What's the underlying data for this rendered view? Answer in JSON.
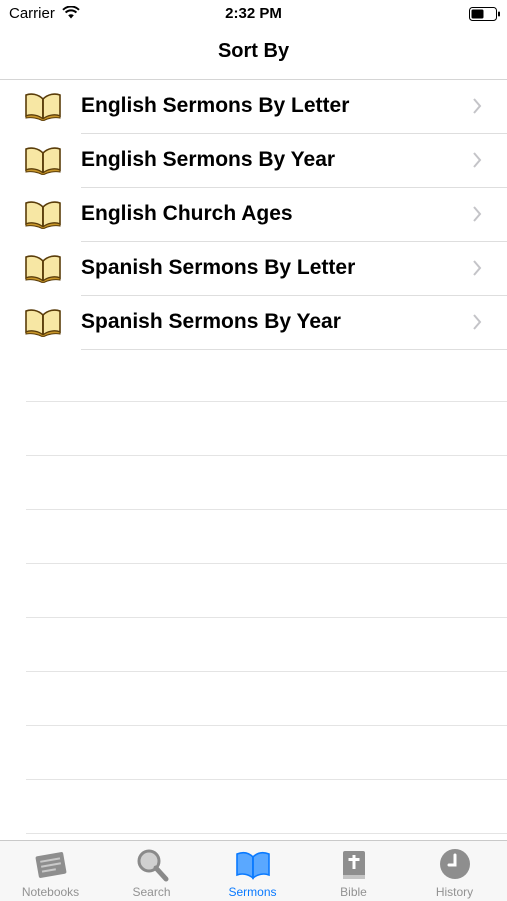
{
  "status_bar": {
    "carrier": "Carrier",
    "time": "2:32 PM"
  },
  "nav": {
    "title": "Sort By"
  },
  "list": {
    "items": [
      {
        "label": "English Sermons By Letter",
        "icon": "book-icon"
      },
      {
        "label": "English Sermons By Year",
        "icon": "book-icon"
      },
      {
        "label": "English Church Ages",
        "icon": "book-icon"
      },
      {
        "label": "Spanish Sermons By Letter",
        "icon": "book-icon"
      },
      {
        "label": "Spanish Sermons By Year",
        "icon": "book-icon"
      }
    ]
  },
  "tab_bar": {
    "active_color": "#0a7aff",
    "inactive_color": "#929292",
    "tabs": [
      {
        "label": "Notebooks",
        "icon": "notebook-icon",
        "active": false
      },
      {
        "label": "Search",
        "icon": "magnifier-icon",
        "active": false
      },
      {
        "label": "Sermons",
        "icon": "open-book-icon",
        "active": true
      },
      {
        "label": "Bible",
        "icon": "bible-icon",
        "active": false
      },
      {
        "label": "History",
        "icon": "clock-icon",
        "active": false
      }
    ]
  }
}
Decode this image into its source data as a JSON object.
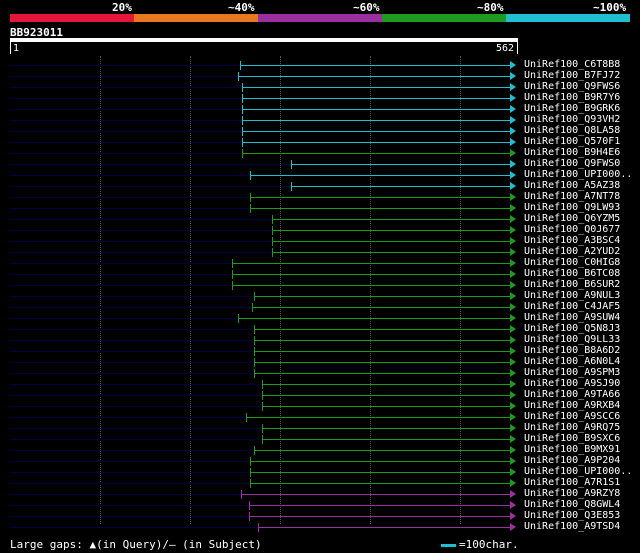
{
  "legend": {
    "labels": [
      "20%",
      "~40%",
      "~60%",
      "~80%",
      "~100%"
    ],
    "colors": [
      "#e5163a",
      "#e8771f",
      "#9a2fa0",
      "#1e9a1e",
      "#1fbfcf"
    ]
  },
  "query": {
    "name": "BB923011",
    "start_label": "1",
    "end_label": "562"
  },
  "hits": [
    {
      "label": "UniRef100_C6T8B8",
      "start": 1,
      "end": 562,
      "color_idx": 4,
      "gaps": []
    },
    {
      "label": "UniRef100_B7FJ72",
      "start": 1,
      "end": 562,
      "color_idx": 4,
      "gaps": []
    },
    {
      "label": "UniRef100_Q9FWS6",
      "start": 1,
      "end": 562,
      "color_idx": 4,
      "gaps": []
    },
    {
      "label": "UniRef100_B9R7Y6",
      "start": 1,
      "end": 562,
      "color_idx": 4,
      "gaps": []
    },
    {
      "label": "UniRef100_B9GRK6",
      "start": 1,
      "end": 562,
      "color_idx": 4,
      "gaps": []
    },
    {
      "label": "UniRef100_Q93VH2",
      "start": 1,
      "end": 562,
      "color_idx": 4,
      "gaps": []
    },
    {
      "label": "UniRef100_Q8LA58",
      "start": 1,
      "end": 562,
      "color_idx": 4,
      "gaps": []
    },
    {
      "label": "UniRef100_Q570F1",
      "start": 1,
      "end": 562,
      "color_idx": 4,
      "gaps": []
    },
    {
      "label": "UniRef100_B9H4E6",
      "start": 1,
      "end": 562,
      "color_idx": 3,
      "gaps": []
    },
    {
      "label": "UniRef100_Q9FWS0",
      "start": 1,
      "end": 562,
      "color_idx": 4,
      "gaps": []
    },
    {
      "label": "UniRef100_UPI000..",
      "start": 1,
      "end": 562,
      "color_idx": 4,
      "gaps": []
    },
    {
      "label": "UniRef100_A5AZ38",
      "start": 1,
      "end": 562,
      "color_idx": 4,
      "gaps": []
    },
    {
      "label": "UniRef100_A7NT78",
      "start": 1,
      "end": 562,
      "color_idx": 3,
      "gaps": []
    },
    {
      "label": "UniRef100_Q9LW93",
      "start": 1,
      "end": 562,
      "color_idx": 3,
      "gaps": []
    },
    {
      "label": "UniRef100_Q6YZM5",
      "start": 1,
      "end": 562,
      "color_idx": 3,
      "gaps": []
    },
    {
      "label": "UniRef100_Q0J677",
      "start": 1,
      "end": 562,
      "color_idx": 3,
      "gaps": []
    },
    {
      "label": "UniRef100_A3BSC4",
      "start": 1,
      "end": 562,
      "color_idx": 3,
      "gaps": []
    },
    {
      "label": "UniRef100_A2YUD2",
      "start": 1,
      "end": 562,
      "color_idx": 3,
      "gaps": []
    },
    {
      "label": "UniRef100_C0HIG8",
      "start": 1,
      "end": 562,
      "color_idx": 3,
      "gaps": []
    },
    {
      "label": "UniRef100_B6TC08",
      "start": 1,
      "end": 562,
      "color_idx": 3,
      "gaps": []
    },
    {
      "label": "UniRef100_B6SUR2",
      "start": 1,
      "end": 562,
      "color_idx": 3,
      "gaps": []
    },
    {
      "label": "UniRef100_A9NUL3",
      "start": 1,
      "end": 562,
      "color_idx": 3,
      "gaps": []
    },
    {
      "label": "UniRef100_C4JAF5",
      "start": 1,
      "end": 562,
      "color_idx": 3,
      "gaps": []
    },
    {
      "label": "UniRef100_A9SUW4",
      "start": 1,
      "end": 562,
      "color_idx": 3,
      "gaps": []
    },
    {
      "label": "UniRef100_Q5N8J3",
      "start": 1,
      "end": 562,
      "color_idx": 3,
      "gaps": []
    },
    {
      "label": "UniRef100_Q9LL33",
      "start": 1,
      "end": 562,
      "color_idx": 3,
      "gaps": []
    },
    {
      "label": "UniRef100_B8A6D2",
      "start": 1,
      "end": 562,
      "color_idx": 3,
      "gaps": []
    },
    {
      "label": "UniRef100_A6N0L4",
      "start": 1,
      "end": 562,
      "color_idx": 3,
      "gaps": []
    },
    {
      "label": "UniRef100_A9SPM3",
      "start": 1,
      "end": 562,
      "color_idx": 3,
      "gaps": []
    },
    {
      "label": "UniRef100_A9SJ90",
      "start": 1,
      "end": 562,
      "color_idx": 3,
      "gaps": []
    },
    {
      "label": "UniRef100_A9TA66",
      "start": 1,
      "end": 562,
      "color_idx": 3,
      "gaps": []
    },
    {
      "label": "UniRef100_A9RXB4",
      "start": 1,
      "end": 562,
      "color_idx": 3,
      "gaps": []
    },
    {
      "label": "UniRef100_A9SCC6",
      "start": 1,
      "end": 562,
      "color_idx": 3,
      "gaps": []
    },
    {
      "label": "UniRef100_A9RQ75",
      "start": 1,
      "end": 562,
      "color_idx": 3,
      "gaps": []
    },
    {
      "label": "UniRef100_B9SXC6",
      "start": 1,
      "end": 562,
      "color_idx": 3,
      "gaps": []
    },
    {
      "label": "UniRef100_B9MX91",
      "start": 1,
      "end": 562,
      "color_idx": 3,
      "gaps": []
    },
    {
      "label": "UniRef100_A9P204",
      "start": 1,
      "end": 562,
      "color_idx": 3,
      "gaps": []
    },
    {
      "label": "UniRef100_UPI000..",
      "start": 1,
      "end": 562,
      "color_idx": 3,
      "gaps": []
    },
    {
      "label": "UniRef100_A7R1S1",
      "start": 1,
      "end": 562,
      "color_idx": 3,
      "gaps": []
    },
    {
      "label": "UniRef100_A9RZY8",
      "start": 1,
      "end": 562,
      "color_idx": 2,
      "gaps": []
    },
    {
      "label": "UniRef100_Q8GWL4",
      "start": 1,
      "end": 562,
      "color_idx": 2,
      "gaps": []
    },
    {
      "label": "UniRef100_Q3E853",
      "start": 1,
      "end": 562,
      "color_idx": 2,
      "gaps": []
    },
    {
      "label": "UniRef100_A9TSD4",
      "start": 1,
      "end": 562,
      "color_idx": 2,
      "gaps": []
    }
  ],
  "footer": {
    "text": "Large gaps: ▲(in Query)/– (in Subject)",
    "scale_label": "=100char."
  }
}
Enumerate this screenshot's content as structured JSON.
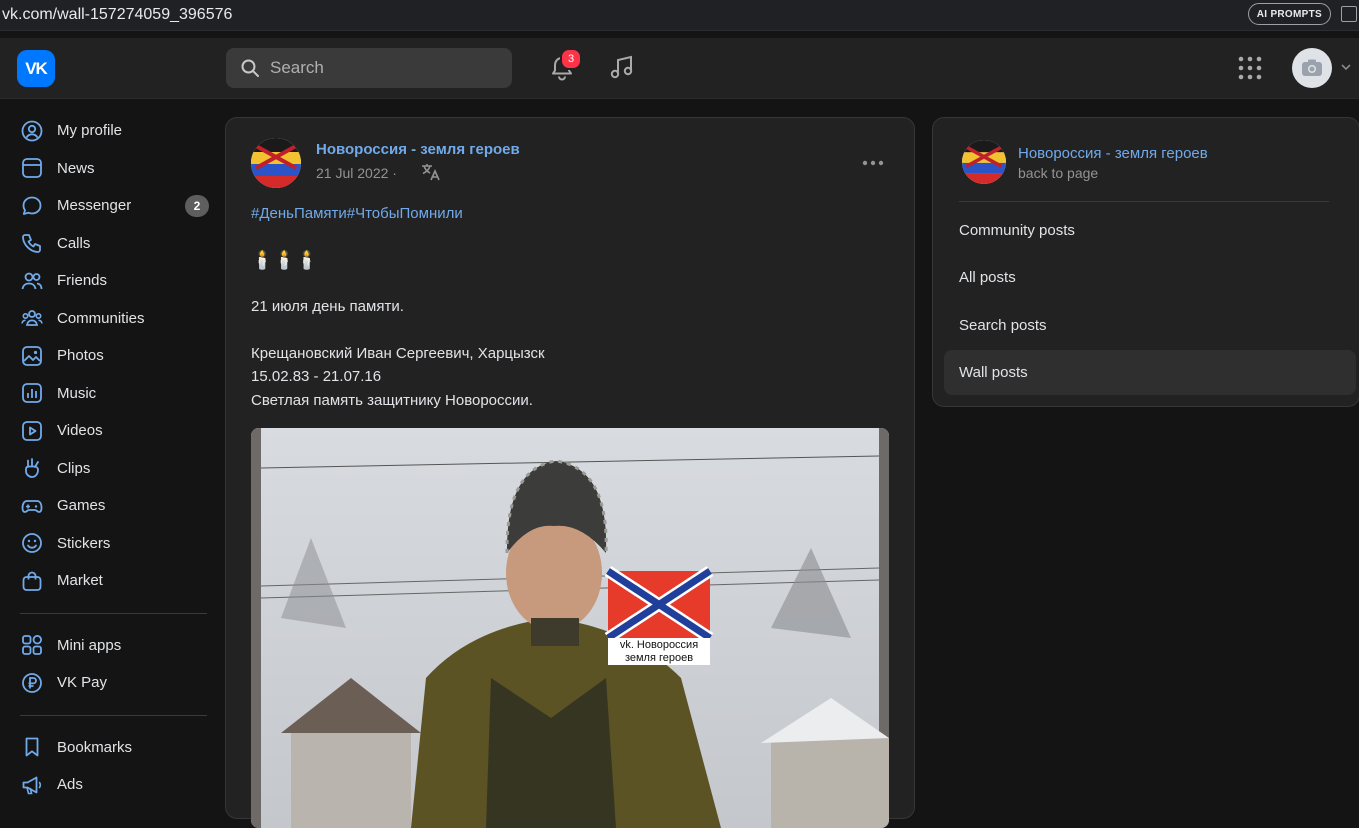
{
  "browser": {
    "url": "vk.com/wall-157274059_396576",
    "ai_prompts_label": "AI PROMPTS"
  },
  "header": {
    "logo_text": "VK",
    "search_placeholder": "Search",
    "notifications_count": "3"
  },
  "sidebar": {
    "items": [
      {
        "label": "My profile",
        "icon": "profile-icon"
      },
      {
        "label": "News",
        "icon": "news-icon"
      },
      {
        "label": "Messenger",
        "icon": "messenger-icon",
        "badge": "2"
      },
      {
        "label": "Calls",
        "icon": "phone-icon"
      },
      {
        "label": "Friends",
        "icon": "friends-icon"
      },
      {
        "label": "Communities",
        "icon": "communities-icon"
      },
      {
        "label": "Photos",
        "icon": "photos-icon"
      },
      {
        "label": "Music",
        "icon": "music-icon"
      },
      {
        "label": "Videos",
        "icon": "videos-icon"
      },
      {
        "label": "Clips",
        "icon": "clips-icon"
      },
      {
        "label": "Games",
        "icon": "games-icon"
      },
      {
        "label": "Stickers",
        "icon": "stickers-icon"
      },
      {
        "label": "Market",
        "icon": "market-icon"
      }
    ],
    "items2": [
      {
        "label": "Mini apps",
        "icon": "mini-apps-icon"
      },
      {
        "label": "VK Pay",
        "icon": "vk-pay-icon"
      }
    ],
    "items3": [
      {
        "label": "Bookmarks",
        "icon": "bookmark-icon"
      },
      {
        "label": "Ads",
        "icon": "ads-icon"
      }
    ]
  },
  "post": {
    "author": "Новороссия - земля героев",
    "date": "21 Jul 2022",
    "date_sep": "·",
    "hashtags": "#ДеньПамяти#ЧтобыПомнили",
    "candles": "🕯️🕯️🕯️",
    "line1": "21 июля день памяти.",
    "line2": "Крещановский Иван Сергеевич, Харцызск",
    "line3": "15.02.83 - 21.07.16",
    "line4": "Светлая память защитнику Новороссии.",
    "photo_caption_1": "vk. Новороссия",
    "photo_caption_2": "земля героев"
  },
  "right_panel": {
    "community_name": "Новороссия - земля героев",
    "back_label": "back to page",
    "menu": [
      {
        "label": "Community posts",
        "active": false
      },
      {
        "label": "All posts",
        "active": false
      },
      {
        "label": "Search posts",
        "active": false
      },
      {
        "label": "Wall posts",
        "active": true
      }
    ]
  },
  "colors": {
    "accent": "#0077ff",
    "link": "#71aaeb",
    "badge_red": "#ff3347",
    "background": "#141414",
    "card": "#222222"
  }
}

^^^^^^^^^^^^^^^^

Above are the records. Identify each line that contains the word "posts".

        "label": "Community posts",
        "label": "All posts",
        "label": "Search posts",
        "label": "Wall posts",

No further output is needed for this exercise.